## The problem
All lines holding the string "budynku" are to be shown.

━━━━━━

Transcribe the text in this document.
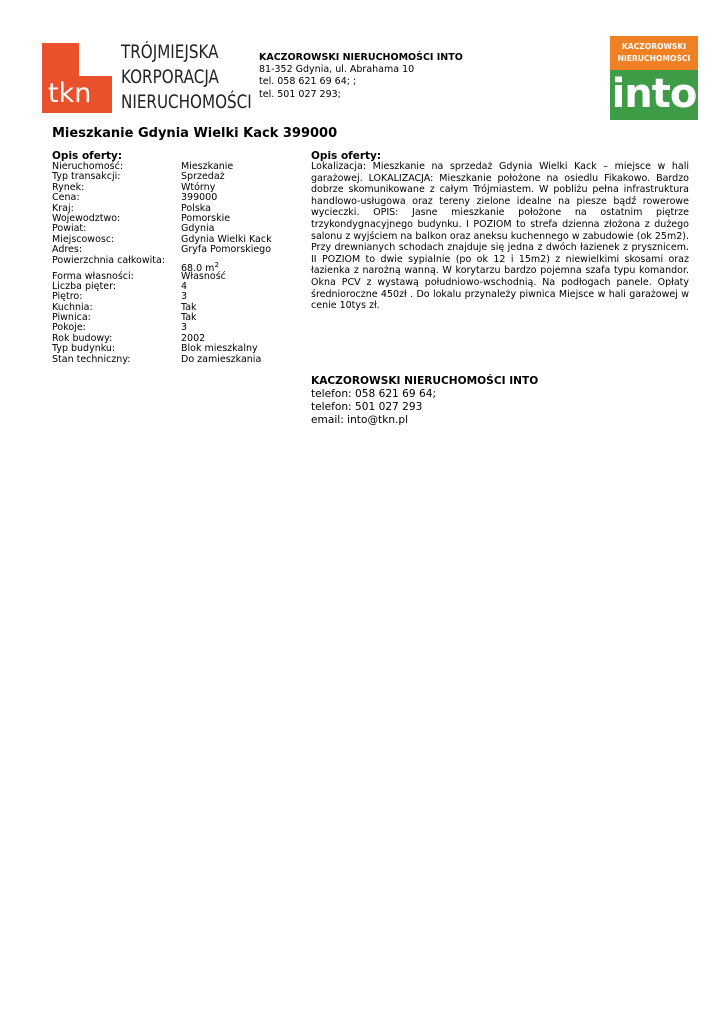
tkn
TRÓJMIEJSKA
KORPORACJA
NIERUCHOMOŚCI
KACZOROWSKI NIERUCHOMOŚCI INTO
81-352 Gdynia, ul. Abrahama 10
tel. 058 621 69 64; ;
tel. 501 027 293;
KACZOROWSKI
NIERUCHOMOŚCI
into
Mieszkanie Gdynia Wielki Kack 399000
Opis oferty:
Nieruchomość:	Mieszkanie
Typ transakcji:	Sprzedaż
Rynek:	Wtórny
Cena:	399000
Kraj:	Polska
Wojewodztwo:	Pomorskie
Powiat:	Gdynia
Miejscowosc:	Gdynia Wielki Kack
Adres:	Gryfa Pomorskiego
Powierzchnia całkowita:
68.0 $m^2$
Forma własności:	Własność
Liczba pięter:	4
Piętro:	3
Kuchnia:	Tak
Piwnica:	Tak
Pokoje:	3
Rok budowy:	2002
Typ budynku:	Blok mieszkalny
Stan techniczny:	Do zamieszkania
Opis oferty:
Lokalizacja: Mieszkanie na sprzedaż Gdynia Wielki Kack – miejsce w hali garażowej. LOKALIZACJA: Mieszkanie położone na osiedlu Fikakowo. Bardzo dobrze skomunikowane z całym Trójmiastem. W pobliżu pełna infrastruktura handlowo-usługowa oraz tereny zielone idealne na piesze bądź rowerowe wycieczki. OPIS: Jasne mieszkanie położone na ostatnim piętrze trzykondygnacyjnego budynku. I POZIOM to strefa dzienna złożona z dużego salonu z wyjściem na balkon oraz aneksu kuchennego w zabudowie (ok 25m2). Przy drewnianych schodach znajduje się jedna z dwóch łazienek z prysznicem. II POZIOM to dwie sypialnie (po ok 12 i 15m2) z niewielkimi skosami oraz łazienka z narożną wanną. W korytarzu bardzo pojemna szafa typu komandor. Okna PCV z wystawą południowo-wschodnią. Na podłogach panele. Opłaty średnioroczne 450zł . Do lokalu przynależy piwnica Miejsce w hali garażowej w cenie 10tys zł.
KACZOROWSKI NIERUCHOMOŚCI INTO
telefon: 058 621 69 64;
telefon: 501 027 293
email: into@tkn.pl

━━━━━━

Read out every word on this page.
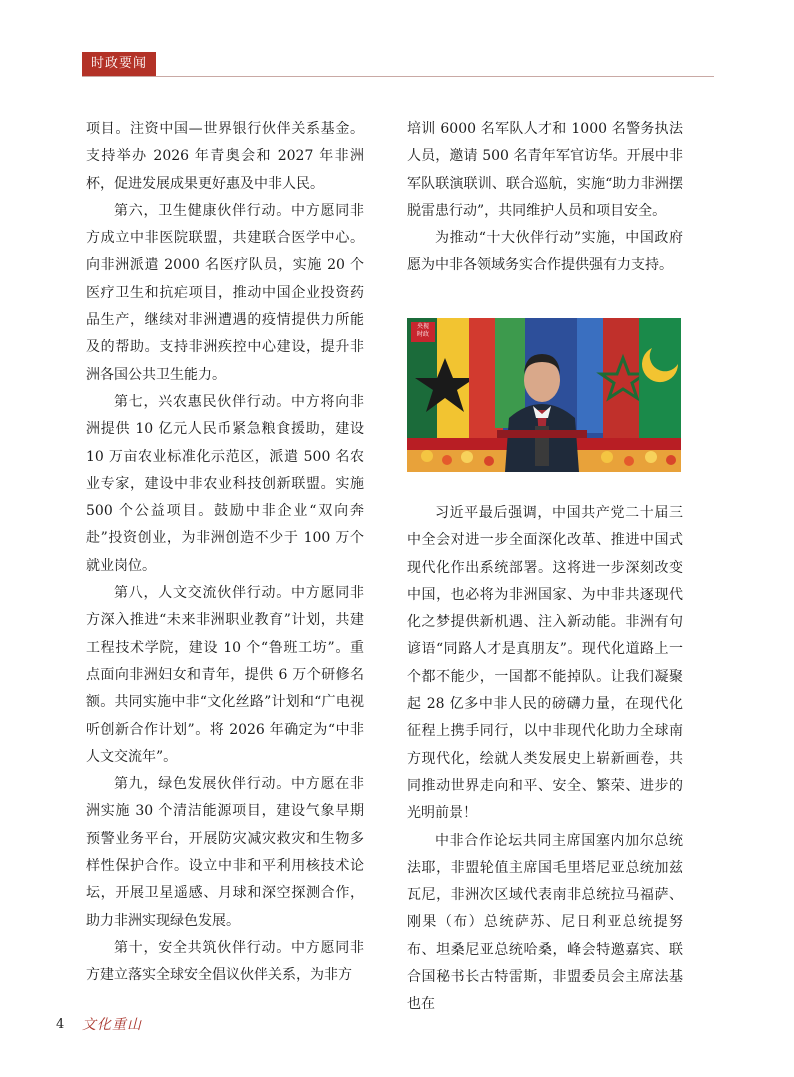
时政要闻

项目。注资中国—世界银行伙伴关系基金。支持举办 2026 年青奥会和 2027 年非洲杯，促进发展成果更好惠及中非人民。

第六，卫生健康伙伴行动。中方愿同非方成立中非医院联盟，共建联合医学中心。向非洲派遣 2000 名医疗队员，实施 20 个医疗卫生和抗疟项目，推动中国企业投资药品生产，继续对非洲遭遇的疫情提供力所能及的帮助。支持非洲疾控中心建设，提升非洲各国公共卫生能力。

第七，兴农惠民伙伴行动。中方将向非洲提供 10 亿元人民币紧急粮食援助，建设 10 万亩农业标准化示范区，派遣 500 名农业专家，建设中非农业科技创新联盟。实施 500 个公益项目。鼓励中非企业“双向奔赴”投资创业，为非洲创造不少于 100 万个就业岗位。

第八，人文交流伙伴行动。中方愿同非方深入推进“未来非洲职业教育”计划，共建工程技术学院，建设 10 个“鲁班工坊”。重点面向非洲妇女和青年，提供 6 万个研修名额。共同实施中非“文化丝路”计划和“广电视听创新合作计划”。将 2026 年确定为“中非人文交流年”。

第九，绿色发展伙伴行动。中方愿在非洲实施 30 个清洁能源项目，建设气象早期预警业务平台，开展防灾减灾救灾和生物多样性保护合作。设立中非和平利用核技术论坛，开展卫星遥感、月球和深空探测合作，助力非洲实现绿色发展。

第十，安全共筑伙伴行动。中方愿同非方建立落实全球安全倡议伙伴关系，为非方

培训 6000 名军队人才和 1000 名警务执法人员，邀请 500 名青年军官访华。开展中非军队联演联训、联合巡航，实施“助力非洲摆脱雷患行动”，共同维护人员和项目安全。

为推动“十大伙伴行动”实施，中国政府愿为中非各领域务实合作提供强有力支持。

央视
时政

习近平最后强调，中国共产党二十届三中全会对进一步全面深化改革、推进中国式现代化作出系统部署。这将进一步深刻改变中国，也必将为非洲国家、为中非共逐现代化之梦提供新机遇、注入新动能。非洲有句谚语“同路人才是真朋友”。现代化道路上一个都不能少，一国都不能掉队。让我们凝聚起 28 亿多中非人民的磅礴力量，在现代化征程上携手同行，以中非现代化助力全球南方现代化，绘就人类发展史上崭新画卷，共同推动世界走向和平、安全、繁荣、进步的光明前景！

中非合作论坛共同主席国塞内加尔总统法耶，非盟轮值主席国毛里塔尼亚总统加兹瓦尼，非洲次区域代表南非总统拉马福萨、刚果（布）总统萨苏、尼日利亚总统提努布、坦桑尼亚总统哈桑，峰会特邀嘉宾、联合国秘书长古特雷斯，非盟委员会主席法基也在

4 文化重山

━━━━━━

## Output for this exercise
Typ budynku:	Blok mieszkalny
Lokalizacja: Mieszkanie na sprzedaż Gdynia Wielki Kack – miejsce w hali garażowej. LOKALIZACJA: Mieszkanie położone na osiedlu Fikakowo. Bardzo dobrze skomunikowane z całym Trójmiastem. W pobliżu pełna infrastruktura handlowo-usługowa oraz tereny zielone idealne na piesze bądź rowerowe wycieczki. OPIS: Jasne mieszkanie położone na ostatnim piętrze trzykondygnacyjnego budynku. I POZIOM to strefa dzienna złożona z dużego salonu z wyjściem na balkon oraz aneksu kuchennego w zabudowie (ok 25m2). Przy drewnianych schodach znajduje się jedna z dwóch łazienek z prysznicem. II POZIOM to dwie sypialnie (po ok 12 i 15m2) z niewielkimi skosami oraz łazienka z narożną wanną. W korytarzu bardzo pojemna szafa typu komandor. Okna PCV z wystawą południowo-wschodnią. Na podłogach panele. Opłaty średnioroczne 450zł . Do lokalu przynależy piwnica Miejsce w hali garażowej w cenie 10tys zł.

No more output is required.